[START OF Data shown]

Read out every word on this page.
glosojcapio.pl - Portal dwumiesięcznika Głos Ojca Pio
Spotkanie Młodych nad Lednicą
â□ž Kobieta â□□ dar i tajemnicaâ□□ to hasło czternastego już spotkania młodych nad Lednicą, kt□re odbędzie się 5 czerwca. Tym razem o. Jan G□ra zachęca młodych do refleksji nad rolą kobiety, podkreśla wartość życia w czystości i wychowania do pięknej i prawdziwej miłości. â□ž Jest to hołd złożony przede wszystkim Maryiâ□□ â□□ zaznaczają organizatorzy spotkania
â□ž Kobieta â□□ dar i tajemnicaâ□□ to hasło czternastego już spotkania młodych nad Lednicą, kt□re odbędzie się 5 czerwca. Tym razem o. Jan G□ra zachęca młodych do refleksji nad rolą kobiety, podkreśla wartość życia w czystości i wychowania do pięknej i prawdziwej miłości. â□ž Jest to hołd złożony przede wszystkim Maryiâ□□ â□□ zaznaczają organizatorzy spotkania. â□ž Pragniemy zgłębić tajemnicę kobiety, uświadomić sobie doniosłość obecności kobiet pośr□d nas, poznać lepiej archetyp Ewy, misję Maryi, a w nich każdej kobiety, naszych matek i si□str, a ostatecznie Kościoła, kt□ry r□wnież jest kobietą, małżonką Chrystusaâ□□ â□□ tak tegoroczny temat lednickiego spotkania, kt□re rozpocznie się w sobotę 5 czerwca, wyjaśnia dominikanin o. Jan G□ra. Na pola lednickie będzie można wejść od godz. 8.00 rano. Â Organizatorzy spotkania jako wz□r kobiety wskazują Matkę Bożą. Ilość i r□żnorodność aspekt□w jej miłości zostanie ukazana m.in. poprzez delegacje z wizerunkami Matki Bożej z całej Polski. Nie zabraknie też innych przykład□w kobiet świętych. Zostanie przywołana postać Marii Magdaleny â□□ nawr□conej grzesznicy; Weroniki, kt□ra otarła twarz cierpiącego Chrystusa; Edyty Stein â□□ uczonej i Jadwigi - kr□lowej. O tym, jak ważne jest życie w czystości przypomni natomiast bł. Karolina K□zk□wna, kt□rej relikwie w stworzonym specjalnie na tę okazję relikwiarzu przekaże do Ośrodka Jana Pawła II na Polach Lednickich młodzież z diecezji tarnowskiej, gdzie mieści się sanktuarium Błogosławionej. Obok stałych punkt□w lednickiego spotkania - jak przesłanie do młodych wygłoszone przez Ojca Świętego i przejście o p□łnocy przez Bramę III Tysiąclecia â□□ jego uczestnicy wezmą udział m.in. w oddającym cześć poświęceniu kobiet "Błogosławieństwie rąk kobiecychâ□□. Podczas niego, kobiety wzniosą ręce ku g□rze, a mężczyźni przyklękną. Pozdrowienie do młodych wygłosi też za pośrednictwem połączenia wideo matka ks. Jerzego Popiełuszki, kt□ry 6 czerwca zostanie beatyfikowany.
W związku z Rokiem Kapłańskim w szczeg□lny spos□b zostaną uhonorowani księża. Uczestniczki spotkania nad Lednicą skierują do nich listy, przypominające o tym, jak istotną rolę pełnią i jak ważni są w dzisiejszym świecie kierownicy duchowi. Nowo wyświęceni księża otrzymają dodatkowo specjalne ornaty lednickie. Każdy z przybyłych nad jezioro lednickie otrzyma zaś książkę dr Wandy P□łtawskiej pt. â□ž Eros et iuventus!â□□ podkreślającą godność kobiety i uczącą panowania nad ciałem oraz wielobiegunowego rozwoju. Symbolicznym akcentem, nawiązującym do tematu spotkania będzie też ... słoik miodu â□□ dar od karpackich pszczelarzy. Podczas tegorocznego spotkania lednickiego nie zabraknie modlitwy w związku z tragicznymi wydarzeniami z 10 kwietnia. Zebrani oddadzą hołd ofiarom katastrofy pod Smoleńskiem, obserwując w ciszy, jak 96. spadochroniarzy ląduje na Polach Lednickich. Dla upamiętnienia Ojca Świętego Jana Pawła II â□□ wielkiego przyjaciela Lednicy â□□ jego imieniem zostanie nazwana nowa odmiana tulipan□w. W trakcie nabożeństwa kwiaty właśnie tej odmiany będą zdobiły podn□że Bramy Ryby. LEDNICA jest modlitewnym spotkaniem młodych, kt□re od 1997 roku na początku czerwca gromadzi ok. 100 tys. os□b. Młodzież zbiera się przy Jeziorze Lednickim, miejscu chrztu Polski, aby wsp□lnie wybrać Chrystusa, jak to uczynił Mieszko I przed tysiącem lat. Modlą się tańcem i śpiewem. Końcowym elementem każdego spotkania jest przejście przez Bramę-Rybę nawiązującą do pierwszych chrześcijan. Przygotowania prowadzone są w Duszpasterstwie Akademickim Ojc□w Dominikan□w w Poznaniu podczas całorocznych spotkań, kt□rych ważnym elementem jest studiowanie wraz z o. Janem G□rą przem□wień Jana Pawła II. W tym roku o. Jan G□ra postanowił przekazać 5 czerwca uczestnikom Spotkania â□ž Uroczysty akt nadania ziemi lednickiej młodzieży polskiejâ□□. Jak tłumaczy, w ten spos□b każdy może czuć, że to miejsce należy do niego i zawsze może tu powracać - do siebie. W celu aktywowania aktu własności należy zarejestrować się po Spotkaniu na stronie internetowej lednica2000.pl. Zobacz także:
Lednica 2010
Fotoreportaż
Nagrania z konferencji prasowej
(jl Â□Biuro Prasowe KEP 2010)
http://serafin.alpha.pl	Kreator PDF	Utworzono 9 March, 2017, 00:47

[END OF Data shown]

▸ **Required work**:
Write out the complete set of records exactly as given.

▸ **Task response**:
Read out every word on this page.
glosojcapio.pl - Portal dwumiesięcznika Głos Ojca Pio
Spotkanie Młodych nad Lednicą
â□ž Kobieta â□□ dar i tajemnicaâ□□ to hasło czternastego już spotkania młodych nad Lednicą, kt□re odbędzie się 5 czerwca. Tym razem o. Jan G□ra zachęca młodych do refleksji nad rolą kobiety, podkreśla wartość życia w czystości i wychowania do pięknej i prawdziwej miłości. â□ž Jest to hołd złożony przede wszystkim Maryiâ□□ â□□ zaznaczają organizatorzy spotkania
â□ž Kobieta â□□ dar i tajemnicaâ□□ to hasło czternastego już spotkania młodych nad Lednicą, kt□re odbędzie się 5 czerwca. Tym razem o. Jan G□ra zachęca młodych do refleksji nad rolą kobiety, podkreśla wartość życia w czystości i wychowania do pięknej i prawdziwej miłości. â□ž Jest to hołd złożony przede wszystkim Maryiâ□□ â□□ zaznaczają organizatorzy spotkania. â□ž Pragniemy zgłębić tajemnicę kobiety, uświadomić sobie doniosłość obecności kobiet pośr□d nas, poznać lepiej archetyp Ewy, misję Maryi, a w nich każdej kobiety, naszych matek i si□str, a ostatecznie Kościoła, kt□ry r□wnież jest kobietą, małżonką Chrystusaâ□□ â□□ tak tegoroczny temat lednickiego spotkania, kt□re rozpocznie się w sobotę 5 czerwca, wyjaśnia dominikanin o. Jan G□ra. Na pola lednickie będzie można wejść od godz. 8.00 rano. Â Organizatorzy spotkania jako wz□r kobiety wskazują Matkę Bożą. Ilość i r□żnorodność aspekt□w jej miłości zostanie ukazana m.in. poprzez delegacje z wizerunkami Matki Bożej z całej Polski. Nie zabraknie też innych przykład□w kobiet świętych. Zostanie przywołana postać Marii Magdaleny â□□ nawr□conej grzesznicy; Weroniki, kt□ra otarła twarz cierpiącego Chrystusa; Edyty Stein â□□ uczonej i Jadwigi - kr□lowej. O tym, jak ważne jest życie w czystości przypomni natomiast bł. Karolina K□zk□wna, kt□rej relikwie w stworzonym specjalnie na tę okazję relikwiarzu przekaże do Ośrodka Jana Pawła II na Polach Lednickich młodzież z diecezji tarnowskiej, gdzie mieści się sanktuarium Błogosławionej. Obok stałych punkt□w lednickiego spotkania - jak przesłanie do młodych wygłoszone przez Ojca Świętego i przejście o p□łnocy przez Bramę III Tysiąclecia â□□ jego uczestnicy wezmą udział m.in. w oddającym cześć poświęceniu kobiet "Błogosławieństwie rąk kobiecychâ□□. Podczas niego, kobiety wzniosą ręce ku g□rze, a mężczyźni przyklękną. Pozdrowienie do młodych wygłosi też za pośrednictwem połączenia wideo matka ks. Jerzego Popiełuszki, kt□ry 6 czerwca zostanie beatyfikowany.
W związku z Rokiem Kapłańskim w szczeg□lny spos□b zostaną uhonorowani księża. Uczestniczki spotkania nad Lednicą skierują do nich listy, przypominające o tym, jak istotną rolę pełnią i jak ważni są w dzisiejszym świecie kierownicy duchowi. Nowo wyświęceni księża otrzymają dodatkowo specjalne ornaty lednickie. Każdy z przybyłych nad jezioro lednickie otrzyma zaś książkę dr Wandy P□łtawskiej pt. â□ž Eros et iuventus!â□□ podkreślającą godność kobiety i uczącą panowania nad ciałem oraz wielobiegunowego rozwoju. Symbolicznym akcentem, nawiązującym do tematu spotkania będzie też ... słoik miodu â□□ dar od karpackich pszczelarzy. Podczas tegorocznego spotkania lednickiego nie zabraknie modlitwy w związku z tragicznymi wydarzeniami z 10 kwietnia. Zebrani oddadzą hołd ofiarom katastrofy pod Smoleńskiem, obserwując w ciszy, jak 96. spadochroniarzy ląduje na Polach Lednickich. Dla upamiętnienia Ojca Świętego Jana Pawła II â□□ wielkiego przyjaciela Lednicy â□□ jego imieniem zostanie nazwana nowa odmiana tulipan□w. W trakcie nabożeństwa kwiaty właśnie tej odmiany będą zdobiły podn□że Bramy Ryby. LEDNICA jest modlitewnym spotkaniem młodych, kt□re od 1997 roku na początku czerwca gromadzi ok. 100 tys. os□b. Młodzież zbiera się przy Jeziorze Lednickim, miejscu chrztu Polski, aby wsp□lnie wybrać Chrystusa, jak to uczynił Mieszko I przed tysiącem lat. Modlą się tańcem i śpiewem. Końcowym elementem każdego spotkania jest przejście przez Bramę-Rybę nawiązującą do pierwszych chrześcijan. Przygotowania prowadzone są w Duszpasterstwie Akademickim Ojc□w Dominikan□w w Poznaniu podczas całorocznych spotkań, kt□rych ważnym elementem jest studiowanie wraz z o. Janem G□rą przem□wień Jana Pawła II. W tym roku o. Jan G□ra postanowił przekazać 5 czerwca uczestnikom Spotkania â□ž Uroczysty akt nadania ziemi lednickiej młodzieży polskiejâ□□. Jak tłumaczy, w ten spos□b każdy może czuć, że to miejsce należy do niego i zawsze może tu powracać - do siebie. W celu aktywowania aktu własności należy zarejestrować się po Spotkaniu na stronie internetowej lednica2000.pl. Zobacz także:
Lednica 2010
Fotoreportaż
Nagrania z konferencji prasowej
(jl Â□Biuro Prasowe KEP 2010)
http://serafin.alpha.pl	Kreator PDF	Utworzono 9 March, 2017, 00:47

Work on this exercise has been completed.